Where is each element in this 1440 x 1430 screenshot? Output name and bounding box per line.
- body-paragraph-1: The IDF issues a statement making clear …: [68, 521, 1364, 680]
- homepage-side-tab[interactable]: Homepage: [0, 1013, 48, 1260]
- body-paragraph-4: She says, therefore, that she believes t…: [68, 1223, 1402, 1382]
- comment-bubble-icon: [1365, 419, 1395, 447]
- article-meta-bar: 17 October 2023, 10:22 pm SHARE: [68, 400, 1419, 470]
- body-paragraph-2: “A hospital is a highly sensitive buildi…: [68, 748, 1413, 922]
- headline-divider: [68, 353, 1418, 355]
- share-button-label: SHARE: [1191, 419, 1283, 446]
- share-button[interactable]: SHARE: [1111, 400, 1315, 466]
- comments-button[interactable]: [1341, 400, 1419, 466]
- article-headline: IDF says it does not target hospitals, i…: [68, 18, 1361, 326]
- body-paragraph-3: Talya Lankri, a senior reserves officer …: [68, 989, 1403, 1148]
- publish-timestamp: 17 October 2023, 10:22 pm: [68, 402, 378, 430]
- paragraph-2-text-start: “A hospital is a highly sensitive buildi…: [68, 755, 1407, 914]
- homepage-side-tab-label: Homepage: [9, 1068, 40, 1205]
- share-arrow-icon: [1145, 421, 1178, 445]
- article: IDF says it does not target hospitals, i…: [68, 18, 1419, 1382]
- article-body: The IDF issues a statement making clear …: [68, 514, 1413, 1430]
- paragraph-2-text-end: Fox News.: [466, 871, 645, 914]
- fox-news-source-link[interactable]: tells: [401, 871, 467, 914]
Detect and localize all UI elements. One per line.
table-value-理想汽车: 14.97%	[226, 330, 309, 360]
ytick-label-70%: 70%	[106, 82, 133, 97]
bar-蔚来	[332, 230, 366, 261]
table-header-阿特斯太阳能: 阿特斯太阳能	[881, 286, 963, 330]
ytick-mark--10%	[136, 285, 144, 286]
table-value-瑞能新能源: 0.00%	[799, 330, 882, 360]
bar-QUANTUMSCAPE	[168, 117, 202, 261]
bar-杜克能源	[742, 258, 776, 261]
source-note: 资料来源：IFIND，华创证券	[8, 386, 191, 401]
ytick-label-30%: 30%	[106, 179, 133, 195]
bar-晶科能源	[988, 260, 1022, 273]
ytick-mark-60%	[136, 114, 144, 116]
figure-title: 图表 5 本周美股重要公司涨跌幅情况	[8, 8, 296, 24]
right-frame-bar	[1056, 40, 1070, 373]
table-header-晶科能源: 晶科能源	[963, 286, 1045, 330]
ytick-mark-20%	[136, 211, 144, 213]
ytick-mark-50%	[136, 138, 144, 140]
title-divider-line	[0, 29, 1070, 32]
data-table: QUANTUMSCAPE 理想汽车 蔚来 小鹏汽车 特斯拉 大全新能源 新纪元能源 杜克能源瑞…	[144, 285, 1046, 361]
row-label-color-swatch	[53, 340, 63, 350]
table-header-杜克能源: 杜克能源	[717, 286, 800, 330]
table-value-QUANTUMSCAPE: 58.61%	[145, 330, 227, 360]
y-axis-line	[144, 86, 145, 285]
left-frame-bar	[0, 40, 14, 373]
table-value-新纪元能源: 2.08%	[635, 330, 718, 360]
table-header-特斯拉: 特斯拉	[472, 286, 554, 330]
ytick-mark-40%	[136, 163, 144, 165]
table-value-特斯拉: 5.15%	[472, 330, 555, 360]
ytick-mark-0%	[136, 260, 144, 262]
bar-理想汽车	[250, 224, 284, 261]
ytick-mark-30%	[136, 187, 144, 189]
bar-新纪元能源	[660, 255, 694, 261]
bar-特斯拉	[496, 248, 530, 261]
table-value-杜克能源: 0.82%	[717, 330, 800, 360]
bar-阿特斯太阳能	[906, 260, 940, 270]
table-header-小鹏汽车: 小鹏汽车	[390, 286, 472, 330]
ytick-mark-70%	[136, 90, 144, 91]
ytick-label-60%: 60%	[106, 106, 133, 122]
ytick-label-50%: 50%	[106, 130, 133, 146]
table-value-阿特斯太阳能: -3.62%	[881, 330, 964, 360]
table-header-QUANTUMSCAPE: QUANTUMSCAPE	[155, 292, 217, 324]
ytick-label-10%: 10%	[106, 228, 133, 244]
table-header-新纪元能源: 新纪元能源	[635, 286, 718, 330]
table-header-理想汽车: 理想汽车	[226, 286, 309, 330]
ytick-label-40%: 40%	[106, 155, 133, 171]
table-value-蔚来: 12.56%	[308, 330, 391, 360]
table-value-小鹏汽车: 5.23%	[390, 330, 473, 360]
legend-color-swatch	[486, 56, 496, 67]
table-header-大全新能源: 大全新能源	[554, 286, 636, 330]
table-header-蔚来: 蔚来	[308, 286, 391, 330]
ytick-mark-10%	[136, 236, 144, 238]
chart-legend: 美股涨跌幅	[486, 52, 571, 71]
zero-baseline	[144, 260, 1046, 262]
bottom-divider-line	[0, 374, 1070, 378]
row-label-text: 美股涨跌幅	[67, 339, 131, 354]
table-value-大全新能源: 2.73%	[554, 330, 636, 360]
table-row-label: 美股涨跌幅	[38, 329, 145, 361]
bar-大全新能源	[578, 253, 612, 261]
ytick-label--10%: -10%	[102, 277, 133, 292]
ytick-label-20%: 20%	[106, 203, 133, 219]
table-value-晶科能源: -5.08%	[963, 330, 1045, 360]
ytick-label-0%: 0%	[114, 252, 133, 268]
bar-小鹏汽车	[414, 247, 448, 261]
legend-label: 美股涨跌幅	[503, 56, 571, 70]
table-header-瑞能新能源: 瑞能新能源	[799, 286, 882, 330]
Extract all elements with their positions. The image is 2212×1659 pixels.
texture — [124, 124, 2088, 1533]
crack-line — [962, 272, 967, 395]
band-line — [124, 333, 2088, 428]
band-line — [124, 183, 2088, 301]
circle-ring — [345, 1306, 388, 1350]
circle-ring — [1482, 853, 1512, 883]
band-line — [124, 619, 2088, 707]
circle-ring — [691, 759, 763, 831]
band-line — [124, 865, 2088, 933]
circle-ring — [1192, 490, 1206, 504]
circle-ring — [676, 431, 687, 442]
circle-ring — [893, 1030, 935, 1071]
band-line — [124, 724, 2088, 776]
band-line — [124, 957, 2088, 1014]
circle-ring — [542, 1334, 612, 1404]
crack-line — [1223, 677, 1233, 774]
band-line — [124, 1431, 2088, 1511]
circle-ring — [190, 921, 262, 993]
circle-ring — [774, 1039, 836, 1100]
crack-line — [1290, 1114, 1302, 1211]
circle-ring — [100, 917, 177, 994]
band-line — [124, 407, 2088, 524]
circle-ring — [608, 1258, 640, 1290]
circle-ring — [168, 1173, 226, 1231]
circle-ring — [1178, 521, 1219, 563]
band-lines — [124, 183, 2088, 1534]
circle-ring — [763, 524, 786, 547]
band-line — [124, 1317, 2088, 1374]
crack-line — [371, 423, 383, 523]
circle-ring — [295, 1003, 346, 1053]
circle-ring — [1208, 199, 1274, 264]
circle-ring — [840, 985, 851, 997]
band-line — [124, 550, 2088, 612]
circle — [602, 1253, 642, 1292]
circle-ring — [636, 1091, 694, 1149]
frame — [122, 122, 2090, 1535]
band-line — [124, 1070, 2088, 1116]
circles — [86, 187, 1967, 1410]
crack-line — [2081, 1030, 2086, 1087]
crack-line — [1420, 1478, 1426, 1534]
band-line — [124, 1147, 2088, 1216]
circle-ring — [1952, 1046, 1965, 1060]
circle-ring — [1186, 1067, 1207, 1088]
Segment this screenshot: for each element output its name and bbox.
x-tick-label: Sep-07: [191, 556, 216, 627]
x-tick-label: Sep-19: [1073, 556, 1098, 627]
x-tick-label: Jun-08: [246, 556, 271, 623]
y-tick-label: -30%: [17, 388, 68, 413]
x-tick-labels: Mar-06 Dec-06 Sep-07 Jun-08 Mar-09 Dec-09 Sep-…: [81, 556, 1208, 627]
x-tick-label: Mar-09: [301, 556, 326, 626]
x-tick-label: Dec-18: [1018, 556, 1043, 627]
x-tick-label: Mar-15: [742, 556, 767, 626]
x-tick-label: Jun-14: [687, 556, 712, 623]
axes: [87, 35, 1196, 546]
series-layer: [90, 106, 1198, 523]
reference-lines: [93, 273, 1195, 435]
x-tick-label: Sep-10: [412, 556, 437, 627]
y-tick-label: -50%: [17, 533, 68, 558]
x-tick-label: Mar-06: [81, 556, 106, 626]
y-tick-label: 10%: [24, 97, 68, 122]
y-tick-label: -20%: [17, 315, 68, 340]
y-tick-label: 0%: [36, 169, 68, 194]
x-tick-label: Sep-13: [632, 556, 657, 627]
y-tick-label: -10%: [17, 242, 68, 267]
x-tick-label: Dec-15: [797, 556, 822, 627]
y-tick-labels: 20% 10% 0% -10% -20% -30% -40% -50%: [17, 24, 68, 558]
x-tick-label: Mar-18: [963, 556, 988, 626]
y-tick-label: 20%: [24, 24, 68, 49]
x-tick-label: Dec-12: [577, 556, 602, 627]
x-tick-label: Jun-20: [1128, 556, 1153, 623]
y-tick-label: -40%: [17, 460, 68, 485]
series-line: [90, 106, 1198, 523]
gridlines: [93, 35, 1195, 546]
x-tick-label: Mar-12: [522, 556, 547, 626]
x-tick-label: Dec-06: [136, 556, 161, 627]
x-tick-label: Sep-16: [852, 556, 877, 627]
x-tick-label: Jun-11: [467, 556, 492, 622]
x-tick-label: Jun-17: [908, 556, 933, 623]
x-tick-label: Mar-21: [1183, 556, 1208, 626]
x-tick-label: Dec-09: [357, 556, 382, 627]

--------------------

__PROBLEM TO SOLVE__
Recast the items as a Markdown table with a Row column for the row number and a Line column for the line, leaving out blank lines. Begin at the start of the items and stop after the line that contains "- share-button-label: SHARE: [1191, 419, 1283, 446]".

__PROBLEM SOLUTION__
| Row | Line |
|---|---|
| 1 | Where is each element in this 1440 x 1430 screenshot? Output name and bounding box per line. |
| 2 | - body-paragraph-1: The IDF issues a statement making clear …: [68, 521, 1364, 680] |
| 3 | - homepage-side-tab[interactable]: Homepage: [0, 1013, 48, 1260] |
| 4 | - body-paragraph-4: She says, therefore, that she believes t…: [68, 1223, 1402, 1382] |
| 5 | - comment-bubble-icon: [1365, 419, 1395, 447] |
| 6 | - article-meta-bar: 17 October 2023, 10:22 pm SHARE: [68, 400, 1419, 470] |
| 7 | - body-paragraph-2: “A hospital is a highly sensitive buildi…: [68, 748, 1413, 922] |
| 8 | - headline-divider: [68, 353, 1418, 355] |
| 9 | - share-button-label: SHARE: [1191, 419, 1283, 446] |